Exercise instructions:
Every line below that mentions the word "document" should be copied out.
>> BEGIN Supplied material
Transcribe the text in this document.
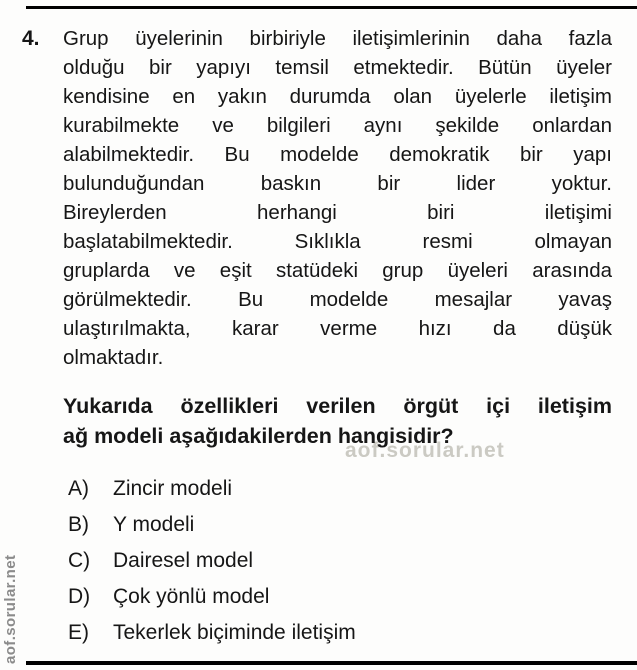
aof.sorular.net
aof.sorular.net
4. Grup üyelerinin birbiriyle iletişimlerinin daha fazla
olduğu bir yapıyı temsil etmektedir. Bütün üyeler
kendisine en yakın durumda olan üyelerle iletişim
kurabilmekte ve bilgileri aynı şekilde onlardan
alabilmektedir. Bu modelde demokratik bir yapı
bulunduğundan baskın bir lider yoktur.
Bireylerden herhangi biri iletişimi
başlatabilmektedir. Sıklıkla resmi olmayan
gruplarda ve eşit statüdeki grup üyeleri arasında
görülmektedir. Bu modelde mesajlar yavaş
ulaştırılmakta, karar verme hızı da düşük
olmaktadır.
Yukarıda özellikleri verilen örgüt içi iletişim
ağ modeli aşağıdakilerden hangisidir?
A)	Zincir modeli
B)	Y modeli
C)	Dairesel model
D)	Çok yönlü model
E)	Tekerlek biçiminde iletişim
>> END Supplied material
>> BEGIN Supplied material
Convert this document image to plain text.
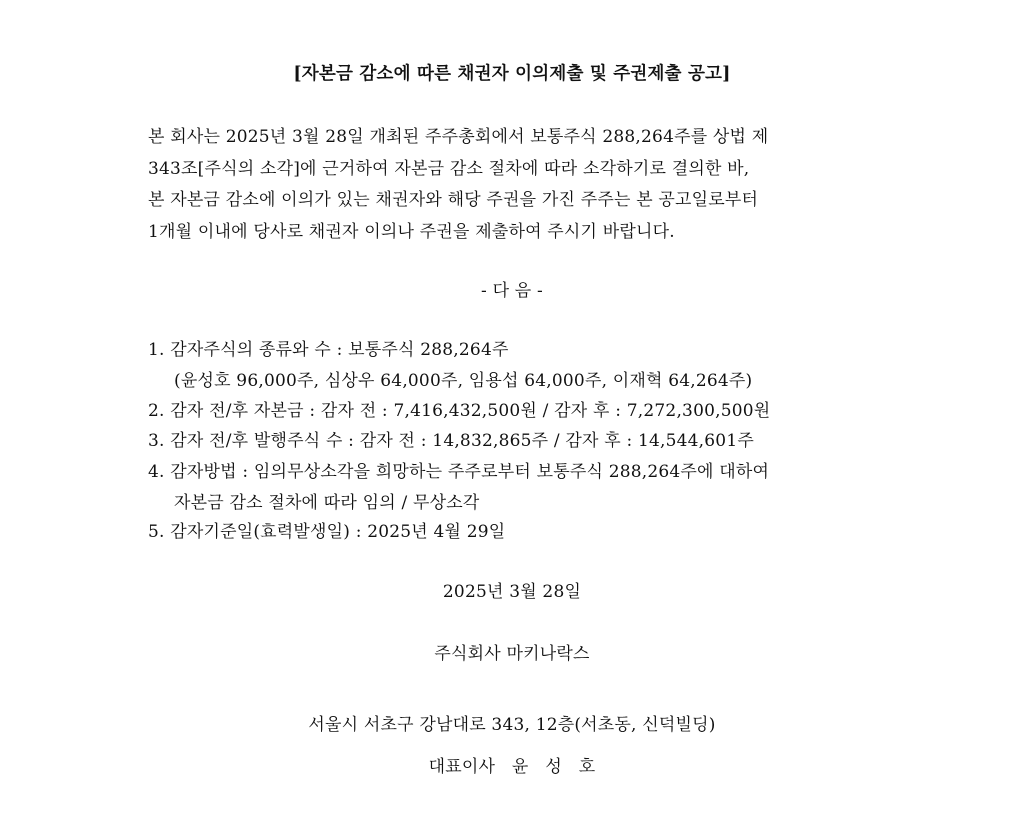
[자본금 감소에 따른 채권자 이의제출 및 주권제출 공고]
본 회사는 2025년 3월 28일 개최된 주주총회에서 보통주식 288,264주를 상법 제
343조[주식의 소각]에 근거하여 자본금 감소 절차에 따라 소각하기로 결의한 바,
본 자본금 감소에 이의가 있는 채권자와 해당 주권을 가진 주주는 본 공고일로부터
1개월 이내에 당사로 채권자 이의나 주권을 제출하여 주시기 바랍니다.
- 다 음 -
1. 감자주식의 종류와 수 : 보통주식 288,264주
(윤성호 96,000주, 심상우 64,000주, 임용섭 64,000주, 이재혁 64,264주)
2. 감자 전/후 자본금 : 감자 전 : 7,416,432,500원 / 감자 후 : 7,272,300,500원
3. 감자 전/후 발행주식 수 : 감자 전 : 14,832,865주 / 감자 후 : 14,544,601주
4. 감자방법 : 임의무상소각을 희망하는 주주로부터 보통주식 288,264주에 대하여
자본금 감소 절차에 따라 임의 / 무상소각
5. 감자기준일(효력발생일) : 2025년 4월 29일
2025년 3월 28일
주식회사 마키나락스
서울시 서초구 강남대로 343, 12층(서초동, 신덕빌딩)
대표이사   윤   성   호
>> END Supplied material
>> BEGIN Supplied material
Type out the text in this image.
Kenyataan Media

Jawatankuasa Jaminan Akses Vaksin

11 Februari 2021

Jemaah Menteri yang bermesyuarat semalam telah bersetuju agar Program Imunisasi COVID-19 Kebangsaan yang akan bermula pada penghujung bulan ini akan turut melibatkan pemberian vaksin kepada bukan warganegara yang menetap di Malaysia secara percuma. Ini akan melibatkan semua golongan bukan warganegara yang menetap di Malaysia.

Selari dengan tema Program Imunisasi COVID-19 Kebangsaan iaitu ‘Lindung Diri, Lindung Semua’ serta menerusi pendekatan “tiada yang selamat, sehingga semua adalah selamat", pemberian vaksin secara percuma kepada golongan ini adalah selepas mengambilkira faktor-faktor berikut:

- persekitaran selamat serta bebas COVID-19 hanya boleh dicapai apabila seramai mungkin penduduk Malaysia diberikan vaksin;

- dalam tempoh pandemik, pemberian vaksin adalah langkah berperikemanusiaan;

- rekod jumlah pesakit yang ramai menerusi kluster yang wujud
>> END Supplied material
Written answer:
Transcribe the text in this document.
Convert this document image to plain text.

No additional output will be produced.